Find every line in the records below that contains the word "this", and copy each such line.
-- -- --
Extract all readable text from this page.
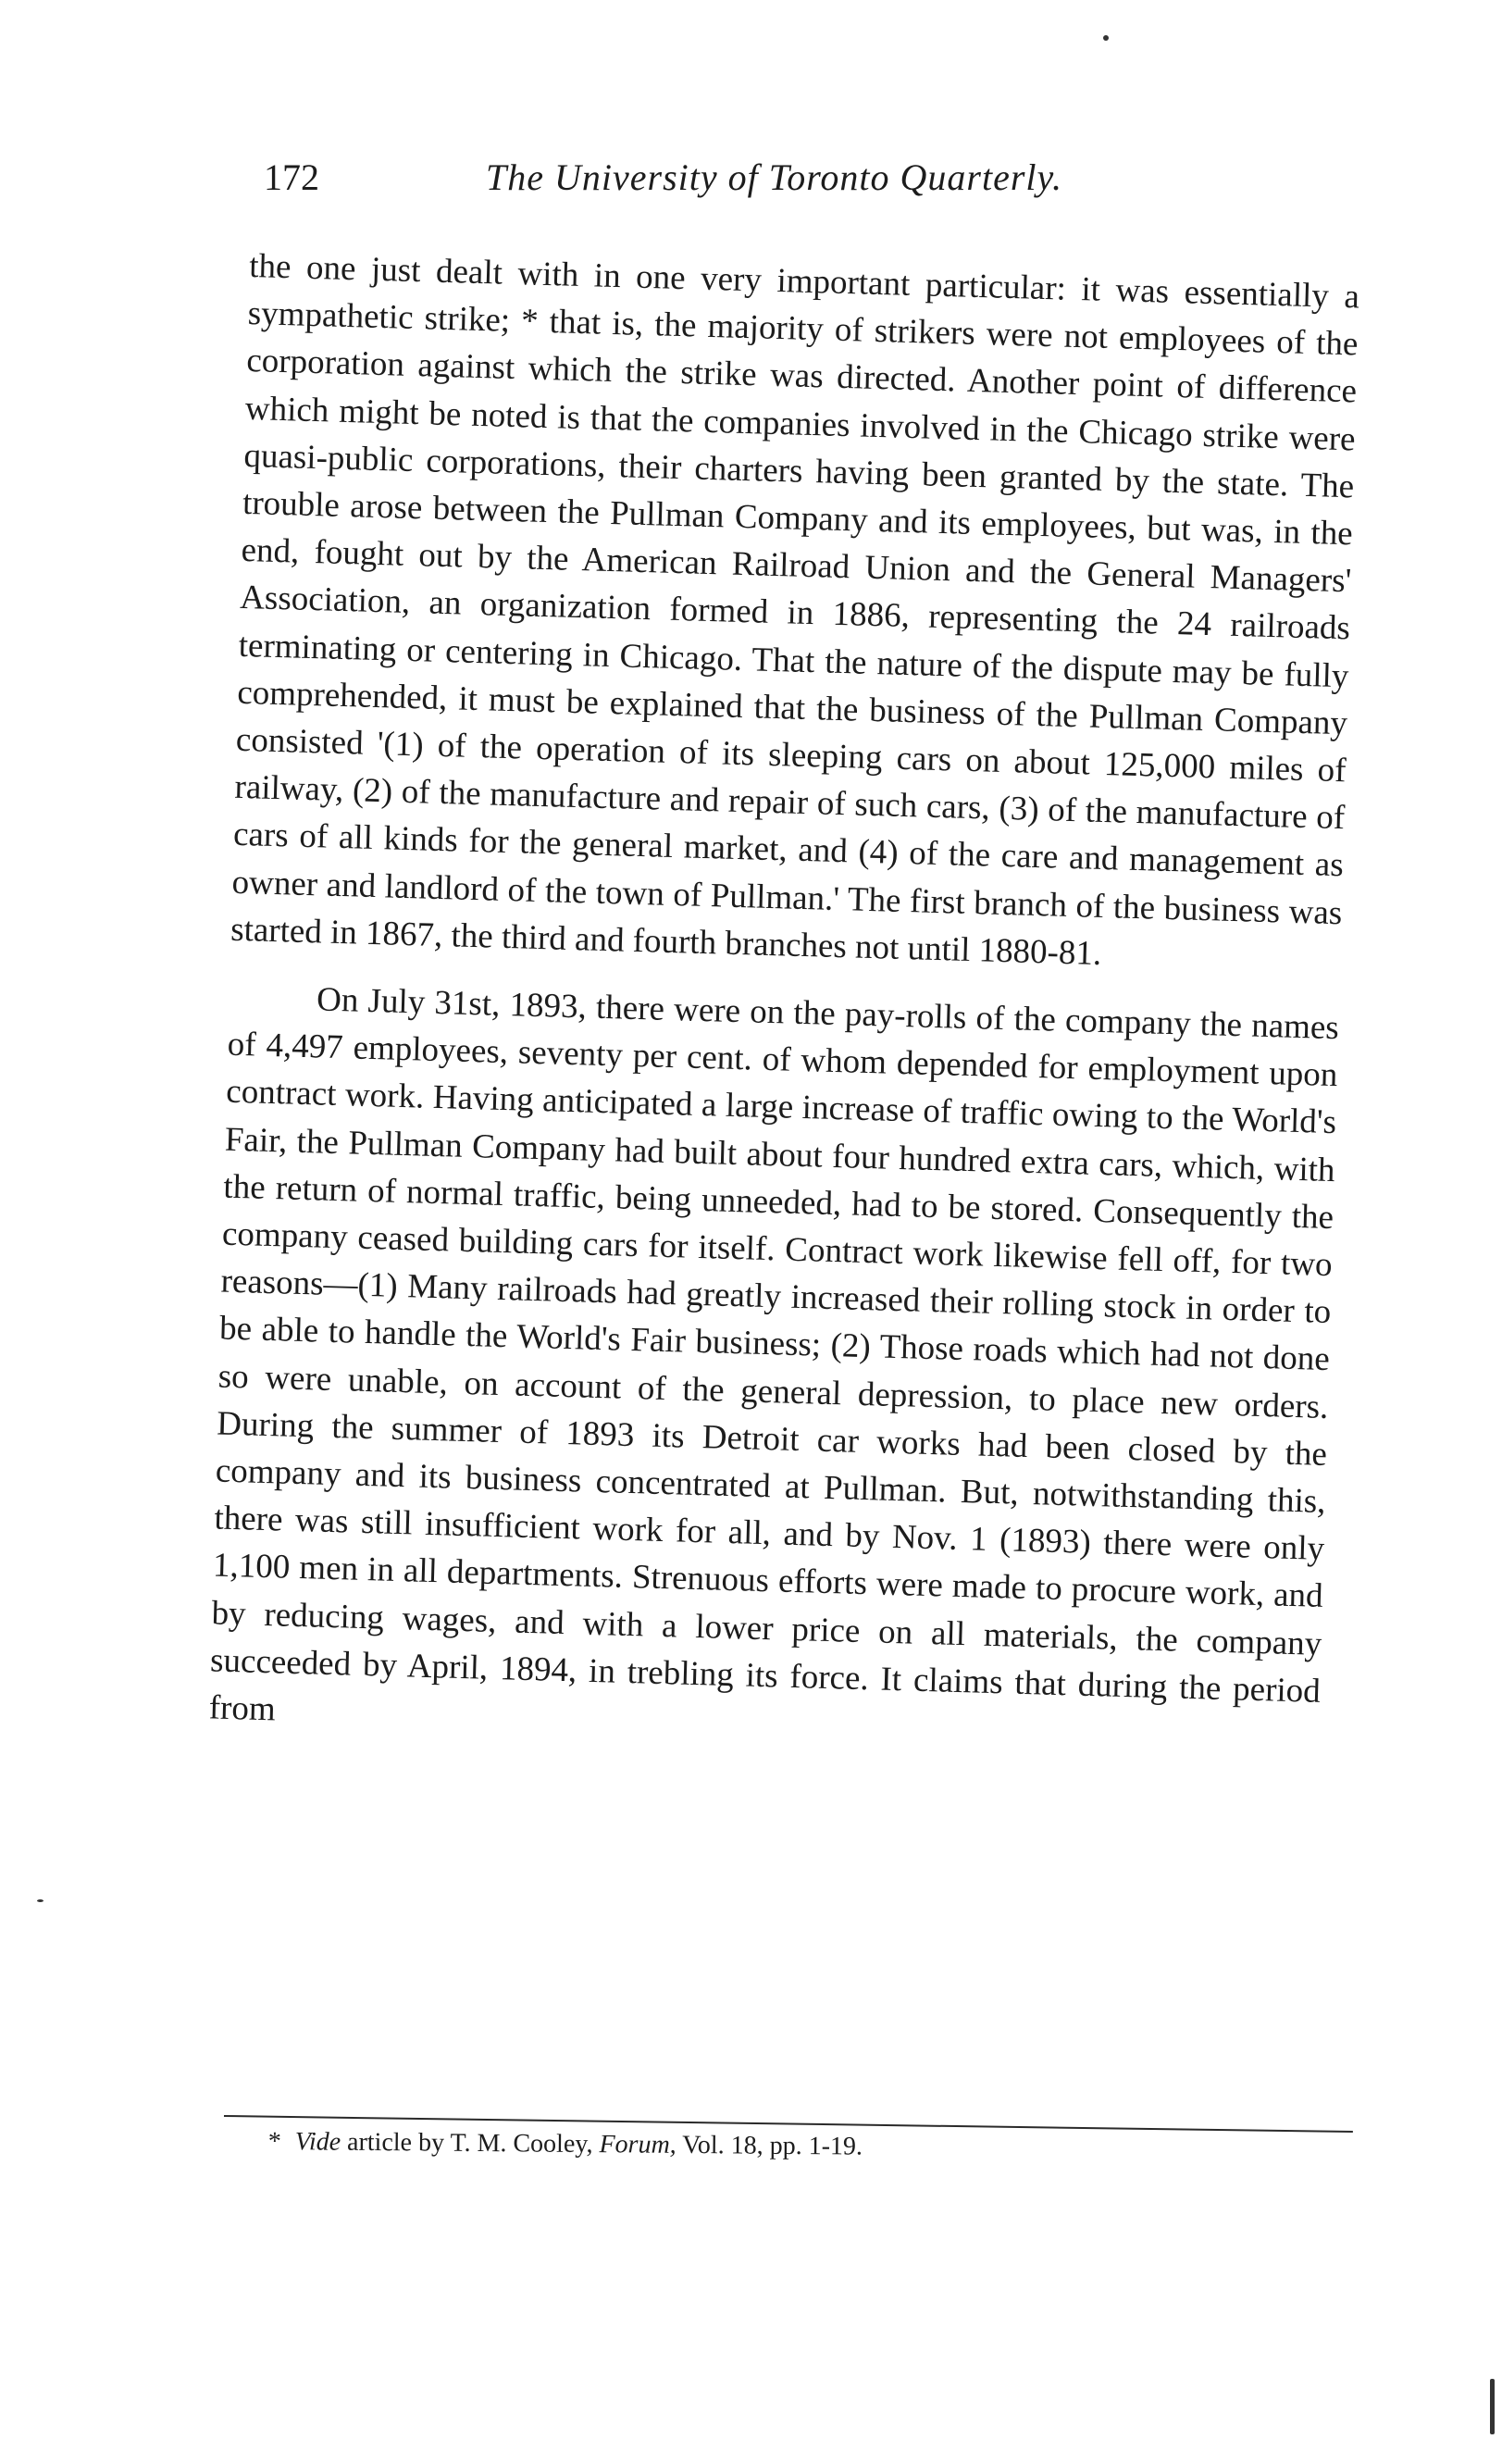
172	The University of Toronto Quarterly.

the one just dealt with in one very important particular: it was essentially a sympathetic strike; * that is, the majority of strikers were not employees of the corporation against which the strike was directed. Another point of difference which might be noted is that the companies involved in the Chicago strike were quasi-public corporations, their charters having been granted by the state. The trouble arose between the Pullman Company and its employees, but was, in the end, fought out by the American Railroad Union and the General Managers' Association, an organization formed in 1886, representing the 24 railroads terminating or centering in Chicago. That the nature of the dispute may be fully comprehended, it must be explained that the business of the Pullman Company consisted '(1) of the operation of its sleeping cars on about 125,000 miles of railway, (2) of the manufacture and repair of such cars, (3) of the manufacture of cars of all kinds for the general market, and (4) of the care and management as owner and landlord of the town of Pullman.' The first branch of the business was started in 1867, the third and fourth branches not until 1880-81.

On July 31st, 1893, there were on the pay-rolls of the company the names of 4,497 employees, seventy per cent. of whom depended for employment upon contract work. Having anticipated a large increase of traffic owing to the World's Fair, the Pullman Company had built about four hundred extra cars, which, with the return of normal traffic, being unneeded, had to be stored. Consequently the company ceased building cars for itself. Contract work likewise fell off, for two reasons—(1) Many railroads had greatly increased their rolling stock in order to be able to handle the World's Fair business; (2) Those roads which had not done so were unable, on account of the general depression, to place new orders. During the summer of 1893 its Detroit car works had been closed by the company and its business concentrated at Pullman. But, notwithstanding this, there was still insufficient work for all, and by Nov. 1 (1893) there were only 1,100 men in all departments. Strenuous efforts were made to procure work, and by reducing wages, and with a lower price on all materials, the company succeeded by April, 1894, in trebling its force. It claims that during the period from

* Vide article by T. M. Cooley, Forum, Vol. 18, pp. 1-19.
-- -- --
- Exercise output -
Extract all readable text from this page.
On July 31st, 1893, there were on the pay-rolls of the company the names of 4,497 employees, seventy per cent. of whom depended for employment upon contract work. Having anticipated a large increase of traffic owing to the World's Fair, the Pullman Company had built about four hundred extra cars, which, with the return of normal traffic, being unneeded, had to be stored. Consequently the company ceased building cars for itself. Contract work likewise fell off, for two reasons—(1) Many railroads had greatly increased their rolling stock in order to be able to handle the World's Fair business; (2) Those roads which had not done so were unable, on account of the general depression, to place new orders. During the summer of 1893 its Detroit car works had been closed by the company and its business concentrated at Pullman. But, notwithstanding this, there was still insufficient work for all, and by Nov. 1 (1893) there were only 1,100 men in all departments. Strenuous efforts were made to procure work, and by reducing wages, and with a lower price on all materials, the company succeeded by April, 1894, in trebling its force. It claims that during the period from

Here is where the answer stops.